(Items from a figure collection)
>>

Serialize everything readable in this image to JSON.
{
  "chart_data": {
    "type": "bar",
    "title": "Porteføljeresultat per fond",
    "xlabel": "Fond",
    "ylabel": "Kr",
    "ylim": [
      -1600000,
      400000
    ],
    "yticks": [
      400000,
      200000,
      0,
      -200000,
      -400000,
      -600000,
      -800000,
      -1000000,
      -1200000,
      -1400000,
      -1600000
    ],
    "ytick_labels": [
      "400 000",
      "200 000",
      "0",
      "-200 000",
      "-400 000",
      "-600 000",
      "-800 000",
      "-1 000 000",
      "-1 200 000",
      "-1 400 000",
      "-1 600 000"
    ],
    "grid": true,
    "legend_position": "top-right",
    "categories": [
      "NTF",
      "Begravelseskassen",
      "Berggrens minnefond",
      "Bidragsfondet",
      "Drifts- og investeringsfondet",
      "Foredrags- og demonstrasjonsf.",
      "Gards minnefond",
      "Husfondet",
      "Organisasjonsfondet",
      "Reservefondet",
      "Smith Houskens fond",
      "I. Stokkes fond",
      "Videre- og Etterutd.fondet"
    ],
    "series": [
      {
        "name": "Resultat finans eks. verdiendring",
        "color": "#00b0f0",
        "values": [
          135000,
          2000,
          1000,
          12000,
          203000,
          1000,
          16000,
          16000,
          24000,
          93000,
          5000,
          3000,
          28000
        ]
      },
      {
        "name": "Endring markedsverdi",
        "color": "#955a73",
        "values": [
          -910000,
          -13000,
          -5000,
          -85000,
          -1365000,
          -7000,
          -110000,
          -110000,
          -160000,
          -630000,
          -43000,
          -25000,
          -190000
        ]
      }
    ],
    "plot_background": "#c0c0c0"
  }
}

<<
>>

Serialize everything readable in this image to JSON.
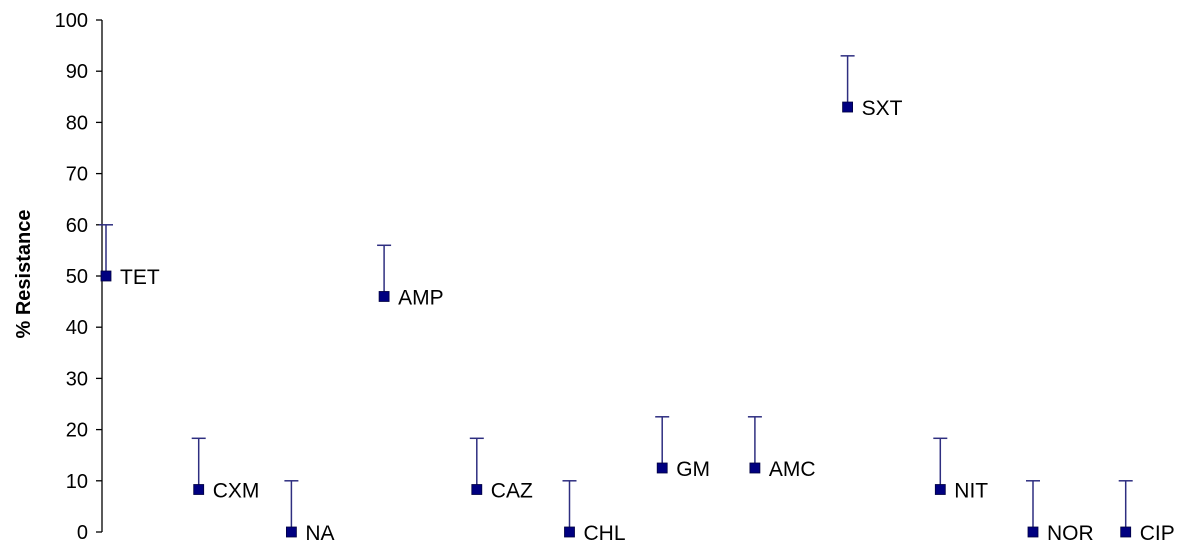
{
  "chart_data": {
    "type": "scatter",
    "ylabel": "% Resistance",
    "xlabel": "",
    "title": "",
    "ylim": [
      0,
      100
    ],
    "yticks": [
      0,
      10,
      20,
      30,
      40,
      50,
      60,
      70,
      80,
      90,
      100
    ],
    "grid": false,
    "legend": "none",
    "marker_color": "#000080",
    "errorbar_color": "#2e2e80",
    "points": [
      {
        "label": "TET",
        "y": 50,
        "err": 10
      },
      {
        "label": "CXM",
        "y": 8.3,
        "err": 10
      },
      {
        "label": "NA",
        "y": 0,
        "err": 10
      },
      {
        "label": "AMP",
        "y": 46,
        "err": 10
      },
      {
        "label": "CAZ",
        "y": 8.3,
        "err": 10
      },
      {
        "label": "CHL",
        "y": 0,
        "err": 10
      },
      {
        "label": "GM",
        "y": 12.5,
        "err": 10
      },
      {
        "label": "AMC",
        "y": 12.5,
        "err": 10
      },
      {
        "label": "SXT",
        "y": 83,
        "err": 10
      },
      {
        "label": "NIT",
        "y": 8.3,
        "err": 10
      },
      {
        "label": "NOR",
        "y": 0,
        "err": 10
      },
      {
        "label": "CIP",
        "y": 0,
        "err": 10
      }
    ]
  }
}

<<

#### TASK DIRECTIONS:
Count each line with "name" in it and report that figure by itself.

#### FULL SOLUTION:
2